*Stated problem*: Extract every entry word for word.

*Information provided*:
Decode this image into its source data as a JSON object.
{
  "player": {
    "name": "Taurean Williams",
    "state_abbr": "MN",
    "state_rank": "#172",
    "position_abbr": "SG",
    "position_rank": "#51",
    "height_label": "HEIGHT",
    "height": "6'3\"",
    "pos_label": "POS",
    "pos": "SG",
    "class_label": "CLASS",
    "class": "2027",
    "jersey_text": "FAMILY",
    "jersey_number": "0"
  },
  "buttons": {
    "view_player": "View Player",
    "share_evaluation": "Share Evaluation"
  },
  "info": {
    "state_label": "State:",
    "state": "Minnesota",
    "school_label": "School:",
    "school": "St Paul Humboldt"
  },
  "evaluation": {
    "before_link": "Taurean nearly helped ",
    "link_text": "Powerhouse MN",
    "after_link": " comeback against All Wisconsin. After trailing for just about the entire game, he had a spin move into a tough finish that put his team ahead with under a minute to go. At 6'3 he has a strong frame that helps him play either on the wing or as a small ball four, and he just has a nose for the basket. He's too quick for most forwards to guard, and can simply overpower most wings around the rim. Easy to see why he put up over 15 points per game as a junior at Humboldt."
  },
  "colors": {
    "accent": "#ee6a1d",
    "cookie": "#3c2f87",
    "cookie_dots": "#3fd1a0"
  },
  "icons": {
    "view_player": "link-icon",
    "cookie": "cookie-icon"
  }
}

*Result of this task*:
Decode this image into its source data as a JSON object.
{
  "player": {
    "name": "Taurean Williams",
    "state_abbr": "MN",
    "state_rank": "#172",
    "position_abbr": "SG",
    "position_rank": "#51",
    "height_label": "HEIGHT",
    "height": "6'3\"",
    "pos_label": "POS",
    "pos": "SG",
    "class_label": "CLASS",
    "class": "2027",
    "jersey_text": "FAMILY",
    "jersey_number": "0"
  },
  "buttons": {
    "view_player": "View Player",
    "share_evaluation": "Share Evaluation"
  },
  "info": {
    "state_label": "State:",
    "state": "Minnesota",
    "school_label": "School:",
    "school": "St Paul Humboldt"
  },
  "evaluation": {
    "before_link": "Taurean nearly helped ",
    "link_text": "Powerhouse MN",
    "after_link": " comeback against All Wisconsin. After trailing for just about the entire game, he had a spin move into a tough finish that put his team ahead with under a minute to go. At 6'3 he has a strong frame that helps him play either on the wing or as a small ball four, and he just has a nose for the basket. He's too quick for most forwards to guard, and can simply overpower most wings around the rim. Easy to see why he put up over 15 points per game as a junior at Humboldt."
  },
  "colors": {
    "accent": "#ee6a1d",
    "cookie": "#3c2f87",
    "cookie_dots": "#3fd1a0"
  },
  "icons": {
    "view_player": "link-icon",
    "cookie": "cookie-icon"
  }
}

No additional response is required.